---------- Dataset rows ----------
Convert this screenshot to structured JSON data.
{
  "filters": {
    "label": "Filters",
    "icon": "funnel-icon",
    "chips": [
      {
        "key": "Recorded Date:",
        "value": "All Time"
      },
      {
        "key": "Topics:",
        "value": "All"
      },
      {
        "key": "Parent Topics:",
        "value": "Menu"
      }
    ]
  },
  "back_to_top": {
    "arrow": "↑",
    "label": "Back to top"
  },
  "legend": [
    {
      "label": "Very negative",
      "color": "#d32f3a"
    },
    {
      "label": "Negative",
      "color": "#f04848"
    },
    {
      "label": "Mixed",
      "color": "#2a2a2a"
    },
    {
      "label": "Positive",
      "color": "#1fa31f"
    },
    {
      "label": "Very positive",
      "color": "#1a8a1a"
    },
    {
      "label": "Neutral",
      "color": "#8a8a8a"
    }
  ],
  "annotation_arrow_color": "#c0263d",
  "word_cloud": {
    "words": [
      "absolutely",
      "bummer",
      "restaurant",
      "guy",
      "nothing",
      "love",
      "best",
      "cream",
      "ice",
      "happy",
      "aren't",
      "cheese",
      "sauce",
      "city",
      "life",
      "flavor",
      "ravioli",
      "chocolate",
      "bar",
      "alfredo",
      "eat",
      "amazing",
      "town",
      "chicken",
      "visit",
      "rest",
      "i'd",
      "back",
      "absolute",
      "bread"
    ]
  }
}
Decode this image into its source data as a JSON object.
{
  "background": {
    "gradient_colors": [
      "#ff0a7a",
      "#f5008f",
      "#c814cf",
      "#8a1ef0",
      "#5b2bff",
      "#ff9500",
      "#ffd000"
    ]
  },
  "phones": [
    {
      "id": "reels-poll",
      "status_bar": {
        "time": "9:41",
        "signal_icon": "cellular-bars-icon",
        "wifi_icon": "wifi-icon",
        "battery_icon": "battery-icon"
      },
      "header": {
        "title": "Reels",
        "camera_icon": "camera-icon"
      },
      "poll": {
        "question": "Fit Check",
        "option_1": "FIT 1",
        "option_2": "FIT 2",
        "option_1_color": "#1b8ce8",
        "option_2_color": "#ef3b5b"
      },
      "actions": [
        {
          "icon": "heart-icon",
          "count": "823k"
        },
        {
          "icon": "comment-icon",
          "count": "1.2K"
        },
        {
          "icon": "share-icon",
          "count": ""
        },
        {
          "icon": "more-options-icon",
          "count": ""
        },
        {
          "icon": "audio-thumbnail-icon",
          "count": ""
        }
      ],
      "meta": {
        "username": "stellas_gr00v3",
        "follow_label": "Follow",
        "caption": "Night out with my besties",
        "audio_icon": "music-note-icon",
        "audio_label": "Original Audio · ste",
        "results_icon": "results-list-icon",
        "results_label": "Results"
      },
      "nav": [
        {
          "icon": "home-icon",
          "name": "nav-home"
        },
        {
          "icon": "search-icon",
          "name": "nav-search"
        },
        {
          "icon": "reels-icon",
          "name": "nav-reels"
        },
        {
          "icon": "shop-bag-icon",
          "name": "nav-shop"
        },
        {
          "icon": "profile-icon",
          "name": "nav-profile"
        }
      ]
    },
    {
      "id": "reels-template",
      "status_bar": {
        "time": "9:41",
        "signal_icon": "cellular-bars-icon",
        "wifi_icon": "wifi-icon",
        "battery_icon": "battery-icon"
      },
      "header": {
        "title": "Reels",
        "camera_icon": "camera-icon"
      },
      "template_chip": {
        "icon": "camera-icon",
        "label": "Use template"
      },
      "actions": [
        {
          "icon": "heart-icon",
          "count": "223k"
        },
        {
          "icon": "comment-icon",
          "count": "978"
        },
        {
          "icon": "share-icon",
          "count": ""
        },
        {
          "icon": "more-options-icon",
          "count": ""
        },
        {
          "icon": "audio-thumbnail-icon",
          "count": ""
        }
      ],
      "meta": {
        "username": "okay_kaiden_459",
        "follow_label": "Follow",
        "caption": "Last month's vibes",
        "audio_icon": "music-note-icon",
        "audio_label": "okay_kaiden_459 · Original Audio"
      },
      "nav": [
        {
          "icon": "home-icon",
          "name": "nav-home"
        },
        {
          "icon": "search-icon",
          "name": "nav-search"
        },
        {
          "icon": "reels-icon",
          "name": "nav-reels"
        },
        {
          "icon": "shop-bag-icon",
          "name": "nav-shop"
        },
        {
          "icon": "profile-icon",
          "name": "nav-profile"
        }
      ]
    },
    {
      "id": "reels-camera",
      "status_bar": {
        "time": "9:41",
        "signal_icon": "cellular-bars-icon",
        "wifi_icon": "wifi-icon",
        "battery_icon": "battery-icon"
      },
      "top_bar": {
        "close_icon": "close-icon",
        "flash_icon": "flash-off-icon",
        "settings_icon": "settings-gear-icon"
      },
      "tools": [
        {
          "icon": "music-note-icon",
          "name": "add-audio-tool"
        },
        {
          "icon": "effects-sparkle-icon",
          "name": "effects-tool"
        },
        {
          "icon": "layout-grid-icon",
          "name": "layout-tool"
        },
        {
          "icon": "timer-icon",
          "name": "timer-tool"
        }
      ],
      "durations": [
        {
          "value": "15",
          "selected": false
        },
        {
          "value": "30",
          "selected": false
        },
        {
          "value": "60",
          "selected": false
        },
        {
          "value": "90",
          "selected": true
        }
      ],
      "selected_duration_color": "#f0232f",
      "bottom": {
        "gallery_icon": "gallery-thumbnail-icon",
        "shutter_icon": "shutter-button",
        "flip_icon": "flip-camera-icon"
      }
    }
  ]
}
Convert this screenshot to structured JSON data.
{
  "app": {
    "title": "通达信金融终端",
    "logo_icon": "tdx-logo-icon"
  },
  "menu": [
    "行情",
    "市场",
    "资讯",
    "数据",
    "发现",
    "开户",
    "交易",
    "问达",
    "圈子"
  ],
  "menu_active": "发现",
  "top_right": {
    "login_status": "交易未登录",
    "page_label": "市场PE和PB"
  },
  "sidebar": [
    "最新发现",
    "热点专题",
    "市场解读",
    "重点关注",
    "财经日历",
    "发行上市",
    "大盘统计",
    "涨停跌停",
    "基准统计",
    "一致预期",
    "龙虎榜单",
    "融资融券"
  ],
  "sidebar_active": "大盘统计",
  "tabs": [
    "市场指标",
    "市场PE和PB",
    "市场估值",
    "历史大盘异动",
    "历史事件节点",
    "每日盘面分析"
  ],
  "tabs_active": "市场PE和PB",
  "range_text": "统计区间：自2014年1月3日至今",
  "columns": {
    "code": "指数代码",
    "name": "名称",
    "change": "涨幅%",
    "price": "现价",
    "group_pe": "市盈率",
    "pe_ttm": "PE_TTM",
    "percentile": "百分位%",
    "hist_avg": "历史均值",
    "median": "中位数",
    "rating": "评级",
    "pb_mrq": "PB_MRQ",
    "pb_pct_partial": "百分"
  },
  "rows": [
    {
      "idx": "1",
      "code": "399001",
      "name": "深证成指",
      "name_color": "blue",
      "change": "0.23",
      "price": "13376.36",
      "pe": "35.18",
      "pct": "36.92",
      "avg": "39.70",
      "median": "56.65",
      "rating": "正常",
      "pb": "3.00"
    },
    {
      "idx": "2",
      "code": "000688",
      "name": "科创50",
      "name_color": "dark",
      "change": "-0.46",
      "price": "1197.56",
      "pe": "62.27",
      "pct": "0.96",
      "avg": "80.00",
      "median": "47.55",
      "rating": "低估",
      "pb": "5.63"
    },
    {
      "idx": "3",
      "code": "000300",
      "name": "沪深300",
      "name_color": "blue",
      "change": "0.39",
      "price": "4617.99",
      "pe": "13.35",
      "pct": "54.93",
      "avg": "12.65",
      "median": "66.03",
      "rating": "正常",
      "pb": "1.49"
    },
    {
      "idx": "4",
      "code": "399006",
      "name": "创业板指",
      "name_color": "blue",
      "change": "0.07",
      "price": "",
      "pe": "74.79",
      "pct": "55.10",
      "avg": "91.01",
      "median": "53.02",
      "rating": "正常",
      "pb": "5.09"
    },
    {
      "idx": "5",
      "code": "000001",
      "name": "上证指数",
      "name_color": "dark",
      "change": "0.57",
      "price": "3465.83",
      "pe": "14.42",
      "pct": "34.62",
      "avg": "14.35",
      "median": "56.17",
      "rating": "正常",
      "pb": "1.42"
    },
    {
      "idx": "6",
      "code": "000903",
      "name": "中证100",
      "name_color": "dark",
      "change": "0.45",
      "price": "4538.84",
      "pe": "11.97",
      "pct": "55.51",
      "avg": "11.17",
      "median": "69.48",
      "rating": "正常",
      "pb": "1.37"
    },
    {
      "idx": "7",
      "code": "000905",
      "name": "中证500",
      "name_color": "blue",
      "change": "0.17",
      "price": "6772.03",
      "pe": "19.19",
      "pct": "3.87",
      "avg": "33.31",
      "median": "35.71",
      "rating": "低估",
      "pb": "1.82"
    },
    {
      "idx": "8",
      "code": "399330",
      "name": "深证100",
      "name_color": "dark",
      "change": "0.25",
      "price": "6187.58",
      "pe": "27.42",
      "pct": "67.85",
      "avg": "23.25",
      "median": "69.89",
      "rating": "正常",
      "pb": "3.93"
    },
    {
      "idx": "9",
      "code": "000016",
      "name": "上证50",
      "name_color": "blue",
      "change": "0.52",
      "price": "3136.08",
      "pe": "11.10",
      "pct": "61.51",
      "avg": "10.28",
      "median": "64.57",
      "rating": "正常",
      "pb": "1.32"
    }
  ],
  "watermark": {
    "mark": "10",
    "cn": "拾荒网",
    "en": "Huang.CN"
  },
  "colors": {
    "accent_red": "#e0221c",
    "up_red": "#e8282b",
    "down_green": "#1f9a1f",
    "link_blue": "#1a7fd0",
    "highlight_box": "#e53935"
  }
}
----------
Your instructions: Copy out each line in the listing that has the word "caption".

Result:
        "caption": "Night out with my besties",
        "caption": "Last month's vibes",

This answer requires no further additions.